• [Exercise task 1]
Please copy the rows below verbatim, everything from the line containing "window-controls: [1444, 0, 1582, 38]" down to the line containing "soundtrack-thumbnail[interactable]: BUTTERFLY SOUNDTRACK", with both of those lines included.

• [Text shown]
>> Start
Word of the Day: ONYCHOPHAGIST

ETYMOLOGY
– from onycho- (relating to the nails) + –phagist (denoting people or animals who eat a particular food)

EXAMPLE
“…My eldest daughter had finished her Latin lessons, and my son had finished his Greek; and I was sitting at my desk, pen in hand and in mouth at the same time, (a substitute for biting the nails which I recommend to all onygophagists)…”

From: The Doctor &c.
By Robert Southey, 1834
“The Utility of Pockets. A Compliment Properly Received”

Word of the Day: ROWDY-DOW

also Scottish and dialect form ROW-DE-DOW

ETYMOLOGY
 originally a variant of row dow dow ( a series of sounds as produced by beating a drum)
later possibly influenced by rowdy dowdy (characterized by noisy roughness)

EXAMPLE
“…There has been a terrible rowdydow in the operatic green-room…”

From: Dashes at Life with a Free Pencil
By Nathaniel Parker Willis, 1845

Word of the Day: POWFAGGED

ETYMOLOGY
– from pow, variant of poll (the top of the head) + fagged (extremely tired)
>> End
(Element box annotations)
>> Start
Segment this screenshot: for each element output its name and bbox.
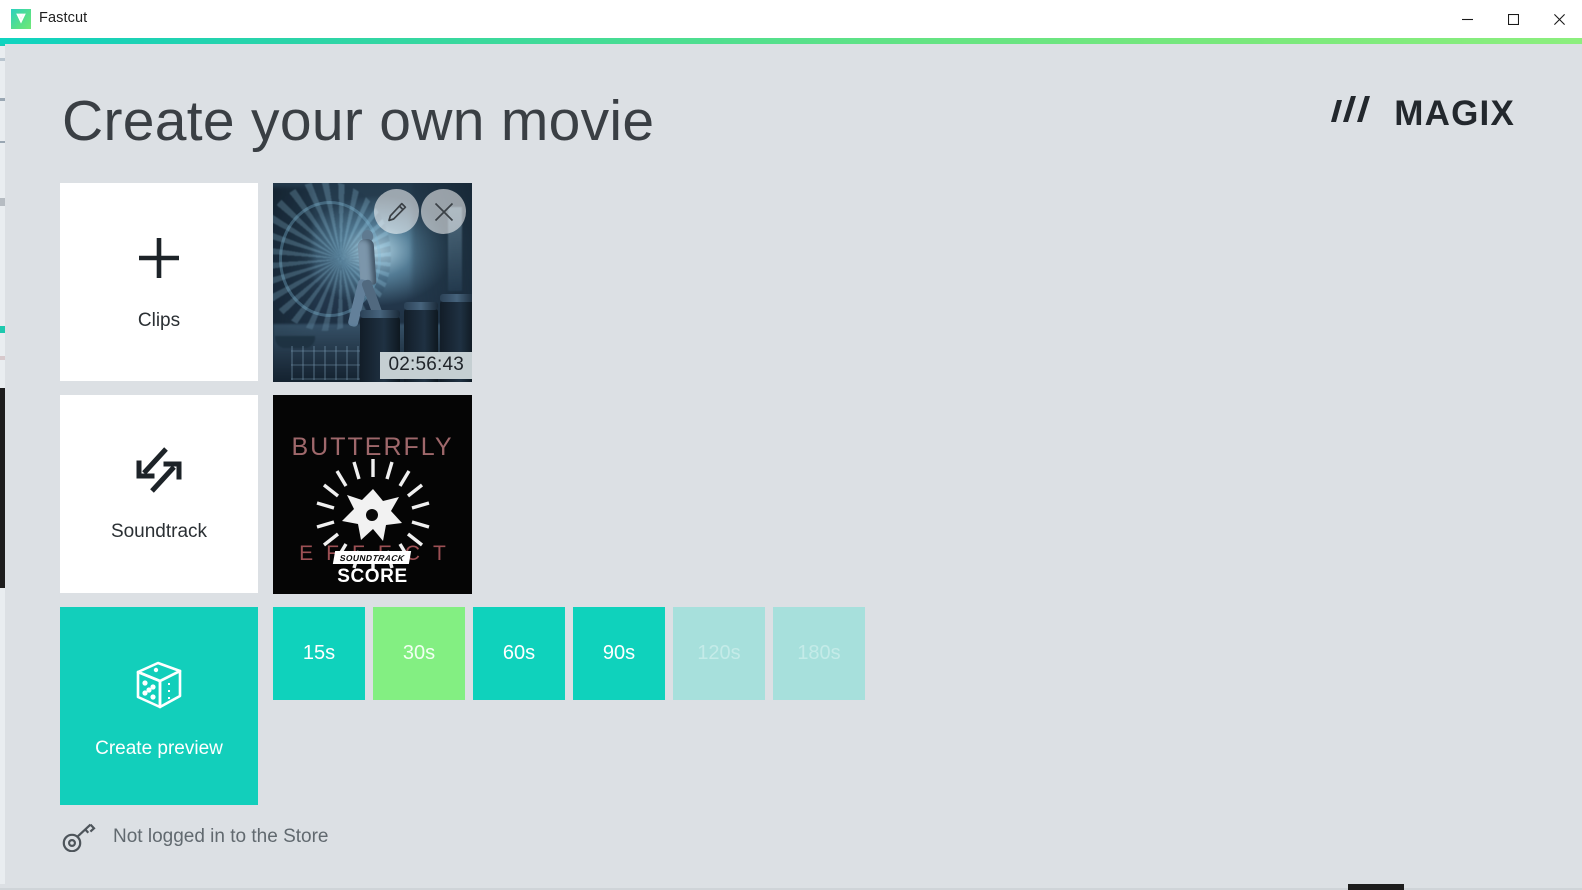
window-controls: [1444, 0, 1582, 38]
store-login-status-text: Not logged in to the Store: [113, 826, 329, 847]
duration-button-120s[interactable]: 120s: [673, 607, 765, 700]
duration-button-90s[interactable]: 90s: [573, 607, 665, 700]
window-title: Fastcut: [39, 10, 88, 26]
soundtrack-tile[interactable]: Soundtrack: [60, 395, 258, 593]
soundtrack-thumbnail[interactable]: BUTTERFLY SOUNDTRACK SCORE: [273, 395, 472, 594]
soundtrack-label: Soundtrack: [110, 521, 208, 542]
main-content: Create your own movie MAGIX Clips 02:56:…: [5, 44, 1582, 884]
duration-button-180s[interactable]: 180s: [773, 607, 865, 700]
close-button[interactable]: [1536, 0, 1582, 38]
edit-clip-button[interactable]: [374, 189, 419, 234]
badge-sound-text: SOUND: [339, 552, 374, 562]
badge-score-text: SCORE: [337, 566, 408, 587]
bottom-edge-strip: [0, 884, 1582, 890]
duration-button-30s[interactable]: 30s: [373, 607, 465, 700]
clip-thumbnail[interactable]: 02:56:43: [273, 183, 472, 382]
fastcut-window: Fastcut Create your own movie MAGIX Clip…: [0, 0, 1582, 890]
add-clips-label: Clips: [137, 310, 181, 331]
plus-icon: [133, 232, 185, 284]
magix-brand-logo: MAGIX: [1330, 96, 1515, 131]
duration-selector: 15s 30s 60s 90s 120s 180s: [273, 607, 865, 700]
magix-wordmark: MAGIX: [1394, 94, 1515, 133]
minimize-button[interactable]: [1444, 0, 1490, 38]
pencil-icon: [386, 201, 408, 223]
swap-arrows-icon: [134, 445, 184, 495]
dice-icon: [128, 652, 190, 714]
close-icon: [433, 201, 455, 223]
create-preview-label: Create preview: [95, 738, 223, 759]
duration-button-15s[interactable]: 15s: [273, 607, 365, 700]
page-title: Create your own movie: [62, 89, 655, 153]
key-icon: [62, 822, 96, 852]
add-clips-tile[interactable]: Clips: [60, 183, 258, 381]
clip-action-buttons: [374, 189, 466, 234]
create-preview-button[interactable]: Create preview: [60, 607, 258, 805]
duration-button-60s[interactable]: 60s: [473, 607, 565, 700]
clip-duration-badge: 02:56:43: [380, 352, 472, 379]
store-login-status[interactable]: Not logged in to the Store: [62, 822, 328, 852]
three-slashes-icon: [1330, 96, 1380, 131]
badge-track-text: TRACK: [372, 552, 406, 562]
title-bar: Fastcut: [0, 0, 1582, 38]
soundtrack-score-badge: SOUNDTRACK SCORE: [273, 547, 472, 588]
app-logo-icon: [11, 9, 31, 29]
maximize-button[interactable]: [1490, 0, 1536, 38]
remove-clip-button[interactable]: [421, 189, 466, 234]
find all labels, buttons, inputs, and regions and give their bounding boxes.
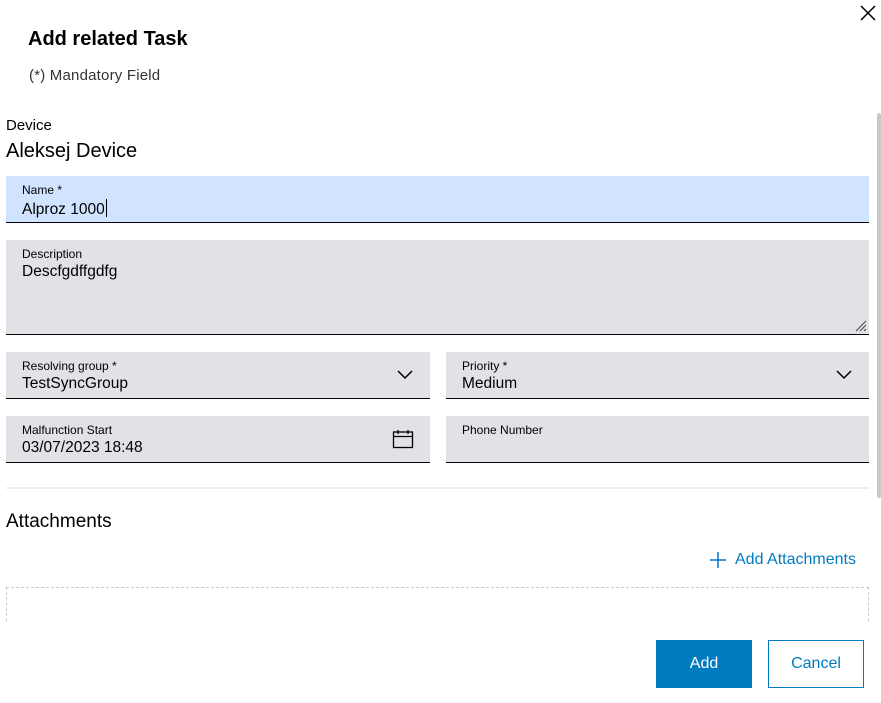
description-field[interactable]: Description Descfgdffgdfg [6, 240, 869, 335]
name-field-value[interactable]: Alproz 1000 [22, 201, 105, 218]
name-field-label: Name * [22, 183, 63, 197]
calendar-icon[interactable] [392, 429, 414, 449]
cancel-button[interactable]: Cancel [768, 640, 864, 688]
close-button[interactable] [857, 2, 879, 24]
add-attachments-label: Add Attachments [735, 551, 856, 568]
chevron-down-icon[interactable] [835, 368, 853, 380]
malfunction-start-field[interactable]: Malfunction Start 03/07/2023 18:48 [6, 416, 430, 463]
scrollbar[interactable] [877, 113, 881, 498]
malfunction-start-label: Malfunction Start [22, 423, 113, 437]
name-field[interactable]: Name * Alproz 1000 [6, 176, 869, 223]
malfunction-start-value[interactable]: 03/07/2023 18:48 [22, 439, 143, 457]
add-attachments-button[interactable]: Add Attachments [709, 550, 856, 570]
dialog-content: Device Aleksej Device Name * Alproz 1000… [0, 113, 881, 623]
device-value: Aleksej Device [6, 140, 138, 162]
description-field-label: Description [22, 247, 83, 261]
phone-number-label: Phone Number [462, 423, 543, 437]
attachments-title: Attachments [6, 511, 112, 532]
attachments-dropzone[interactable] [6, 587, 869, 623]
priority-label: Priority * [462, 359, 508, 373]
close-icon [860, 5, 876, 21]
priority-select[interactable]: Priority * Medium [446, 352, 869, 399]
description-field-value[interactable]: Descfgdffgdfg [22, 263, 117, 281]
section-divider [6, 487, 869, 489]
dialog-title: Add related Task [28, 28, 188, 50]
add-button[interactable]: Add [656, 640, 752, 688]
chevron-down-icon[interactable] [396, 368, 414, 380]
resolving-group-select[interactable]: Resolving group * TestSyncGroup [6, 352, 430, 399]
text-caret [105, 199, 107, 217]
priority-value: Medium [462, 375, 518, 392]
resize-handle-icon[interactable] [855, 320, 867, 332]
mandatory-note: (*) Mandatory Field [29, 67, 161, 84]
resolving-group-label: Resolving group * [22, 359, 117, 373]
phone-number-field[interactable]: Phone Number [446, 416, 869, 463]
resolving-group-value: TestSyncGroup [22, 375, 128, 392]
plus-icon [710, 552, 726, 568]
device-label: Device [6, 117, 52, 134]
name-field-value-wrap[interactable]: Alproz 1000 [22, 199, 107, 219]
>> End
• [Exercise task 2]
According to the word-of-the-day text, who wrote Dashes at Life with a Free Pencil?

• [Correct output 1]
window-controls: [1444, 0, 1582, 38]
store-login-status-text: Not logged in to the Store: [113, 826, 329, 847]
duration-button-120s[interactable]: 120s: [673, 607, 765, 700]
duration-button-90s[interactable]: 90s: [573, 607, 665, 700]
window-title: Fastcut: [39, 10, 88, 26]
soundtrack-tile[interactable]: Soundtrack: [60, 395, 258, 593]
soundtrack-thumbnail[interactable]: BUTTERFLY SOUNDTRACK SCORE: [273, 395, 472, 594]

• [Correct output 2]
Nathaniel Parker Willis, in 1845.